═══ Extracted entries ═══

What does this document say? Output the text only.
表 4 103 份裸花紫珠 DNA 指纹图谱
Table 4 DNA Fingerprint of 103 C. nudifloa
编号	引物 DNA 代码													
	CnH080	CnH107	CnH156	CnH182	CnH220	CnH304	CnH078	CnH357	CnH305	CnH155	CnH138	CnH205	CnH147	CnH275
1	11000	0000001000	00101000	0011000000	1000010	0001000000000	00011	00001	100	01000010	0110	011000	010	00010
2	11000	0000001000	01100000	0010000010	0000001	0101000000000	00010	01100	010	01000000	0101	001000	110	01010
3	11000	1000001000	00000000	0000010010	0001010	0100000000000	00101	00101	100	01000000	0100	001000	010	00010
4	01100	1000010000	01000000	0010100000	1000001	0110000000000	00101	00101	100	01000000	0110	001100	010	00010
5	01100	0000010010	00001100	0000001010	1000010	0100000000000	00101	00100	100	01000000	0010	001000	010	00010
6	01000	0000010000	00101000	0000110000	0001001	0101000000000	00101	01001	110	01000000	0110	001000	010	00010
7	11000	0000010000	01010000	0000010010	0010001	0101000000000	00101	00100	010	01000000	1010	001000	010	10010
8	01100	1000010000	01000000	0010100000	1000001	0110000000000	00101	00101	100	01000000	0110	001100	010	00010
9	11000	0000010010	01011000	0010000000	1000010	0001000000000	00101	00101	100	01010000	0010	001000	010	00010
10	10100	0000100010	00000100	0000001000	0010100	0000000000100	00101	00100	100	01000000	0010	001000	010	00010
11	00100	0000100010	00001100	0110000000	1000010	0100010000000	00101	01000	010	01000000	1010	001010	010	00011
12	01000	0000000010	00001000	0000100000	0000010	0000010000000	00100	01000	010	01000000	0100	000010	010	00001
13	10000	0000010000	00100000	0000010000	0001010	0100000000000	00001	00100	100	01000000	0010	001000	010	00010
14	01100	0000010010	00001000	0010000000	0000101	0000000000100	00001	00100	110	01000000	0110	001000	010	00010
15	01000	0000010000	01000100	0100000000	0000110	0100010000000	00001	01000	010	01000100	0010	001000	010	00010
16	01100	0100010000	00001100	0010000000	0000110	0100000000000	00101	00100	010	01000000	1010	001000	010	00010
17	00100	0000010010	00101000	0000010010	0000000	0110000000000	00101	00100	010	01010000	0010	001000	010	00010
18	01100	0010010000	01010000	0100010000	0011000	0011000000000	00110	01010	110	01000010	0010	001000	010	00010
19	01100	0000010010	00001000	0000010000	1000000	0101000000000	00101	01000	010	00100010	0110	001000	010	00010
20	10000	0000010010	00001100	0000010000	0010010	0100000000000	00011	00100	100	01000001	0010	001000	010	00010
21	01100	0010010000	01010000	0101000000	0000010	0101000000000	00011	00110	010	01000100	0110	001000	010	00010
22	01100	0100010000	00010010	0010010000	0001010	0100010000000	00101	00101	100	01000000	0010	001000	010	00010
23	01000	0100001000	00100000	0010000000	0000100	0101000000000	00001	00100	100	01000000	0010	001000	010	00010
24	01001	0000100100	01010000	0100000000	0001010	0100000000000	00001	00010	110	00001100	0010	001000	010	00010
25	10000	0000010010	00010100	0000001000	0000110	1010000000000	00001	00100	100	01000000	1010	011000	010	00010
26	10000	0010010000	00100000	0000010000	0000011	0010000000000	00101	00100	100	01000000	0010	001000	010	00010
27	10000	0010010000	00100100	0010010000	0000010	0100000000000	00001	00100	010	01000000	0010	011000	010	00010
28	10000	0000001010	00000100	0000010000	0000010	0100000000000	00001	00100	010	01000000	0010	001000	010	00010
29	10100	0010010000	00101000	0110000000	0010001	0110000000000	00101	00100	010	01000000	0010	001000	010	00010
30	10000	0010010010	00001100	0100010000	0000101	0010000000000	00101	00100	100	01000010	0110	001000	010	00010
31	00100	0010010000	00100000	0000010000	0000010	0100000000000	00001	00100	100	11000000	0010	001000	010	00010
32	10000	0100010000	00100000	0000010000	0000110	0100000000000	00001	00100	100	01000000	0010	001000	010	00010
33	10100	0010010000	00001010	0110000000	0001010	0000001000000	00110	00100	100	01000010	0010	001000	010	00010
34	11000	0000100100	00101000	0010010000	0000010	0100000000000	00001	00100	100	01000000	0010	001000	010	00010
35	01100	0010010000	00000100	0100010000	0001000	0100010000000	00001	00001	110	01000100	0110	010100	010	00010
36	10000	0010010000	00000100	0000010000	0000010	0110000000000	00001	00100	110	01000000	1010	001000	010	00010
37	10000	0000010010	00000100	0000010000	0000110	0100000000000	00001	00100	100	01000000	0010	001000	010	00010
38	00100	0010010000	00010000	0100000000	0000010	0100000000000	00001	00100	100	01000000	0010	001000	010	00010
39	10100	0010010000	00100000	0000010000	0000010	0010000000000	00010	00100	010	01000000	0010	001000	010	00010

═══

**Task instructions**. Return the entries above exactly as they appear.

**Output below**.
What does this document say? Output the text only.
表 4 103 份裸花紫珠 DNA 指纹图谱
Table 4 DNA Fingerprint of 103 C. nudifloa
编号	引物 DNA 代码													
	CnH080	CnH107	CnH156	CnH182	CnH220	CnH304	CnH078	CnH357	CnH305	CnH155	CnH138	CnH205	CnH147	CnH275
1	11000	0000001000	00101000	0011000000	1000010	0001000000000	00011	00001	100	01000010	0110	011000	010	00010
2	11000	0000001000	01100000	0010000010	0000001	0101000000000	00010	01100	010	01000000	0101	001000	110	01010
3	11000	1000001000	00000000	0000010010	0001010	0100000000000	00101	00101	100	01000000	0100	001000	010	00010
4	01100	1000010000	01000000	0010100000	1000001	0110000000000	00101	00101	100	01000000	0110	001100	010	00010
5	01100	0000010010	00001100	0000001010	1000010	0100000000000	00101	00100	100	01000000	0010	001000	010	00010
6	01000	0000010000	00101000	0000110000	0001001	0101000000000	00101	01001	110	01000000	0110	001000	010	00010
7	11000	0000010000	01010000	0000010010	0010001	0101000000000	00101	00100	010	01000000	1010	001000	010	10010
8	01100	1000010000	01000000	0010100000	1000001	0110000000000	00101	00101	100	01000000	0110	001100	010	00010
9	11000	0000010010	01011000	0010000000	1000010	0001000000000	00101	00101	100	01010000	0010	001000	010	00010
10	10100	0000100010	00000100	0000001000	0010100	0000000000100	00101	00100	100	01000000	0010	001000	010	00010
11	00100	0000100010	00001100	0110000000	1000010	0100010000000	00101	01000	010	01000000	1010	001010	010	00011
12	01000	0000000010	00001000	0000100000	0000010	0000010000000	00100	01000	010	01000000	0100	000010	010	00001
13	10000	0000010000	00100000	0000010000	0001010	0100000000000	00001	00100	100	01000000	0010	001000	010	00010
14	01100	0000010010	00001000	0010000000	0000101	0000000000100	00001	00100	110	01000000	0110	001000	010	00010
15	01000	0000010000	01000100	0100000000	0000110	0100010000000	00001	01000	010	01000100	0010	001000	010	00010
16	01100	0100010000	00001100	0010000000	0000110	0100000000000	00101	00100	010	01000000	1010	001000	010	00010
17	00100	0000010010	00101000	0000010010	0000000	0110000000000	00101	00100	010	01010000	0010	001000	010	00010
18	01100	0010010000	01010000	0100010000	0011000	0011000000000	00110	01010	110	01000010	0010	001000	010	00010
19	01100	0000010010	00001000	0000010000	1000000	0101000000000	00101	01000	010	00100010	0110	001000	010	00010
20	10000	0000010010	00001100	0000010000	0010010	0100000000000	00011	00100	100	01000001	0010	001000	010	00010
21	01100	0010010000	01010000	0101000000	0000010	0101000000000	00011	00110	010	01000100	0110	001000	010	00010
22	01100	0100010000	00010010	0010010000	0001010	0100010000000	00101	00101	100	01000000	0010	001000	010	00010
23	01000	0100001000	00100000	0010000000	0000100	0101000000000	00001	00100	100	01000000	0010	001000	010	00010
24	01001	0000100100	01010000	0100000000	0001010	0100000000000	00001	00010	110	00001100	0010	001000	010	00010
25	10000	0000010010	00010100	0000001000	0000110	1010000000000	00001	00100	100	01000000	1010	011000	010	00010
26	10000	0010010000	00100000	0000010000	0000011	0010000000000	00101	00100	100	01000000	0010	001000	010	00010
27	10000	0010010000	00100100	0010010000	0000010	0100000000000	00001	00100	010	01000000	0010	011000	010	00010
28	10000	0000001010	00000100	0000010000	0000010	0100000000000	00001	00100	010	01000000	0010	001000	010	00010
29	10100	0010010000	00101000	0110000000	0010001	0110000000000	00101	00100	010	01000000	0010	001000	010	00010
30	10000	0010010010	00001100	0100010000	0000101	0010000000000	00101	00100	100	01000010	0110	001000	010	00010
31	00100	0010010000	00100000	0000010000	0000010	0100000000000	00001	00100	100	11000000	0010	001000	010	00010
32	10000	0100010000	00100000	0000010000	0000110	0100000000000	00001	00100	100	01000000	0010	001000	010	00010
33	10100	0010010000	00001010	0110000000	0001010	0000001000000	00110	00100	100	01000010	0010	001000	010	00010
34	11000	0000100100	00101000	0010010000	0000010	0100000000000	00001	00100	100	01000000	0010	001000	010	00010
35	01100	0010010000	00000100	0100010000	0001000	0100010000000	00001	00001	110	01000100	0110	010100	010	00010
36	10000	0010010000	00000100	0000010000	0000010	0110000000000	00001	00100	110	01000000	1010	001000	010	00010
37	10000	0000010010	00000100	0000010000	0000110	0100000000000	00001	00100	100	01000000	0010	001000	010	00010
38	00100	0010010000	00010000	0100000000	0000010	0100000000000	00001	00100	100	01000000	0010	001000	010	00010
39	10100	0010010000	00100000	0000010000	0000010	0010000000000	00010	00100	010	01000000	0010	001000	010	00010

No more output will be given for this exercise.